→ LISTED RECORDS:

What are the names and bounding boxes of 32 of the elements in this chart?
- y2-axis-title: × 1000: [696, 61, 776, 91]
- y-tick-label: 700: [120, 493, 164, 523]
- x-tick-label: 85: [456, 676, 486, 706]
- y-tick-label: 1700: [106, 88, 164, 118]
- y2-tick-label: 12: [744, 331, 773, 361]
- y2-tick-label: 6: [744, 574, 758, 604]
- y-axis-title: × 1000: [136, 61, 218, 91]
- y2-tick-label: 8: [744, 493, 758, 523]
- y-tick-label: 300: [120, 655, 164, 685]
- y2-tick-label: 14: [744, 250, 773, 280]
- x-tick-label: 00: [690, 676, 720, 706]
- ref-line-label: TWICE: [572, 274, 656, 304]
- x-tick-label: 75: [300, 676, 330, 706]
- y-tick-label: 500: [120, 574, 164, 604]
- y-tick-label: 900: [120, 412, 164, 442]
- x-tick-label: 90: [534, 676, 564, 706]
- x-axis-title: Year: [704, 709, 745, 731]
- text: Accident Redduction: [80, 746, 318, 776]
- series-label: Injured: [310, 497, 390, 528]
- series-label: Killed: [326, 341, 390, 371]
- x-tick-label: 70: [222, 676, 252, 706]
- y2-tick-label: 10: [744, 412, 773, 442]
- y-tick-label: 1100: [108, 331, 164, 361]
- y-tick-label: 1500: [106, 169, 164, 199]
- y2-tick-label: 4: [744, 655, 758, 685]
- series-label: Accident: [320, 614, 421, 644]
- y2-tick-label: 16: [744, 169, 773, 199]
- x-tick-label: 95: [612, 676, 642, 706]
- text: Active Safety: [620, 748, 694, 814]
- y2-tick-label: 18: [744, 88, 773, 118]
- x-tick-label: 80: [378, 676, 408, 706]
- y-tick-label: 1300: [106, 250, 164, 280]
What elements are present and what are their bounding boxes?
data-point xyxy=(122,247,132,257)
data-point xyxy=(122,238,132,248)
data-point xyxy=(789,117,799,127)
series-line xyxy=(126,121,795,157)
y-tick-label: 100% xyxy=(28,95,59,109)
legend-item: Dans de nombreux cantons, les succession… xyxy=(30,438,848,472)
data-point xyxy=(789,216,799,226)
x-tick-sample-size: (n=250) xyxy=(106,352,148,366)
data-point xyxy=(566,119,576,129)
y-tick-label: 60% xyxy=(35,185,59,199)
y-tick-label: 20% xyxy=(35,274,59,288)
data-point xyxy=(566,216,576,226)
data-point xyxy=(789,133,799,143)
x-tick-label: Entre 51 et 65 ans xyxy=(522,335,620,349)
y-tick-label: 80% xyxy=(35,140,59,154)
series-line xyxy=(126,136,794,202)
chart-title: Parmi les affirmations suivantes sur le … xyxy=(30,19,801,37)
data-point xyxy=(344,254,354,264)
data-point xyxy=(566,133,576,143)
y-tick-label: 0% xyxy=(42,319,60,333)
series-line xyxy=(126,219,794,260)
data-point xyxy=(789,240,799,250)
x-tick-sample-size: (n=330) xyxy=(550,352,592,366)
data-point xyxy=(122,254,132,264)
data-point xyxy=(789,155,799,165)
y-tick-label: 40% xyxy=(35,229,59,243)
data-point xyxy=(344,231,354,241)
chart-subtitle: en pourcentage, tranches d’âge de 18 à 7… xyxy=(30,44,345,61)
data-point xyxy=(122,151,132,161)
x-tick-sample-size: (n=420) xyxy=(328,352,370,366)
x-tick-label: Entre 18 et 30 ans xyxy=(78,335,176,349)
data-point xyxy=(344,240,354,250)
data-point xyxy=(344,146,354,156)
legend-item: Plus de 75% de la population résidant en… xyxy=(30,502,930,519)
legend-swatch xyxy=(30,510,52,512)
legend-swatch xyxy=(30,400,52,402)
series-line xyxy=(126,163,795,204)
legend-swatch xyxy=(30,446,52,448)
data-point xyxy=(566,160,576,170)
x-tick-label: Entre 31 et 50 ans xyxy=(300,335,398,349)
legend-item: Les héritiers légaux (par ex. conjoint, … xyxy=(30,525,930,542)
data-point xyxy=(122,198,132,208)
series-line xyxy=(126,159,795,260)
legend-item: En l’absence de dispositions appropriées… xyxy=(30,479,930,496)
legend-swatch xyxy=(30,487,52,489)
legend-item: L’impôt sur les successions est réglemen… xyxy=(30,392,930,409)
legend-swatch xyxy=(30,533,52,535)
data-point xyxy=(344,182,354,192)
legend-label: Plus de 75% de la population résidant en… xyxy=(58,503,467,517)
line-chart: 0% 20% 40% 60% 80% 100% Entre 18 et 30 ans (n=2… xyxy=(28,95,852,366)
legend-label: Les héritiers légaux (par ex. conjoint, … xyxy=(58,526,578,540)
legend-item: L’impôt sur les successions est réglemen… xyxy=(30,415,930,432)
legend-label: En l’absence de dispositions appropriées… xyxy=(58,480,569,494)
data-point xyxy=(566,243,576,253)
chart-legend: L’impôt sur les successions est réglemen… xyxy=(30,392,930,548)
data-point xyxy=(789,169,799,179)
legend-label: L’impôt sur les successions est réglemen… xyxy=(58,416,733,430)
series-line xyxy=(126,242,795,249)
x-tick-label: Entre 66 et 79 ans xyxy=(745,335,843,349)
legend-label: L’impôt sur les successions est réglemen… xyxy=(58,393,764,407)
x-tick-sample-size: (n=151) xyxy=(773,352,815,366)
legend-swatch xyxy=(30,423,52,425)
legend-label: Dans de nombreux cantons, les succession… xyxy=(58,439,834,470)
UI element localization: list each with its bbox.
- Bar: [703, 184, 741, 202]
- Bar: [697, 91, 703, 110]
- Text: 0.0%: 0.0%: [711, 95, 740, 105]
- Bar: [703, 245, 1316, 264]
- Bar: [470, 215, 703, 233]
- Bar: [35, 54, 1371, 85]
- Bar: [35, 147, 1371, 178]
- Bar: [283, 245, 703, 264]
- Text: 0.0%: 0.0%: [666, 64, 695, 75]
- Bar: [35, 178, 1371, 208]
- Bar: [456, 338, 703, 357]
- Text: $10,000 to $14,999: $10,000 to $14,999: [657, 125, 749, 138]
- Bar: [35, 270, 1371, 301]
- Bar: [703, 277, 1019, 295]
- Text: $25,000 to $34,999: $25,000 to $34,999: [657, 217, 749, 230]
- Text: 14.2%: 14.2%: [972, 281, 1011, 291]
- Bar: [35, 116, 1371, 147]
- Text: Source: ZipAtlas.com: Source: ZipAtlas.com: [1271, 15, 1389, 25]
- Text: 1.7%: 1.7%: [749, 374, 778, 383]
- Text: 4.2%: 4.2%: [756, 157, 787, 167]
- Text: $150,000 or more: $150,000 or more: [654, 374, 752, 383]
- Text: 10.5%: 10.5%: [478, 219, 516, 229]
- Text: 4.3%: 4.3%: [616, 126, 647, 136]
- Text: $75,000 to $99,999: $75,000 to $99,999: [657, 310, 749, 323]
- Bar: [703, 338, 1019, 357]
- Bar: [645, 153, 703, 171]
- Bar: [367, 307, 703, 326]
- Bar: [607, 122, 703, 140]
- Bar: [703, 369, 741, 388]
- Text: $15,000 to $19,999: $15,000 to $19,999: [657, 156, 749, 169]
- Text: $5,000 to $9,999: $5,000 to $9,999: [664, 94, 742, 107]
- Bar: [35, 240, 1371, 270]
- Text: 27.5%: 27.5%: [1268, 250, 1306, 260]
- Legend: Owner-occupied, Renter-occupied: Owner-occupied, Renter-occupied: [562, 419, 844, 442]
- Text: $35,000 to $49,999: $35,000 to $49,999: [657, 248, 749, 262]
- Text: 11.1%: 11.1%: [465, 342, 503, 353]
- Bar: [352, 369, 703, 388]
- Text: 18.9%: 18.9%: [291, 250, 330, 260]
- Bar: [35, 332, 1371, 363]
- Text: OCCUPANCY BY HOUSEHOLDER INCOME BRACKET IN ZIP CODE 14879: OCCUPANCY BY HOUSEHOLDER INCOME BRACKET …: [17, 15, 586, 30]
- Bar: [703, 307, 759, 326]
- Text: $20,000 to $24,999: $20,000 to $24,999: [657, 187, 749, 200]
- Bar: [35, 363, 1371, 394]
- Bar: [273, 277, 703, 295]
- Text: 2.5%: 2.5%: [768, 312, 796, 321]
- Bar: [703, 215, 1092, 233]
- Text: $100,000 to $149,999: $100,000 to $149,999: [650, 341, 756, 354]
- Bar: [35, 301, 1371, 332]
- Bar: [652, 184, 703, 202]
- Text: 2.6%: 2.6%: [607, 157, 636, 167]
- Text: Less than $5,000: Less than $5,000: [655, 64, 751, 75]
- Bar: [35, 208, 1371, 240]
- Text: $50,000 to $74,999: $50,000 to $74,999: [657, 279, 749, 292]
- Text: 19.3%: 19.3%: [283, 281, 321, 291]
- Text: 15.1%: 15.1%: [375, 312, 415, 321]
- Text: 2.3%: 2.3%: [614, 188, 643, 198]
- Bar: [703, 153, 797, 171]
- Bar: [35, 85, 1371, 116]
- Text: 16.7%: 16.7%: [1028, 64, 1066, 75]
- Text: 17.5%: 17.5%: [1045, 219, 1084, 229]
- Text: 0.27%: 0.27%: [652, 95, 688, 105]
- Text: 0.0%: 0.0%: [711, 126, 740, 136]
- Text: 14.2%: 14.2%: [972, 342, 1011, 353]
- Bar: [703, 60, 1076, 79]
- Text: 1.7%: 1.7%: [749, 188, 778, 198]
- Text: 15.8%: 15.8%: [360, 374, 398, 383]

→ DIRECTIONS:
Reproduce the material verbatim, beginning with its first line and ending with the line that contains "- y-axis-title: × 1000: [136, 61, 218, 91]".

→ EXERCISE RESULT:
What are the names and bounding boxes of 32 of the elements in this chart?
- y2-axis-title: × 1000: [696, 61, 776, 91]
- y-tick-label: 700: [120, 493, 164, 523]
- x-tick-label: 85: [456, 676, 486, 706]
- y-tick-label: 1700: [106, 88, 164, 118]
- y2-tick-label: 12: [744, 331, 773, 361]
- y2-tick-label: 6: [744, 574, 758, 604]
- y-axis-title: × 1000: [136, 61, 218, 91]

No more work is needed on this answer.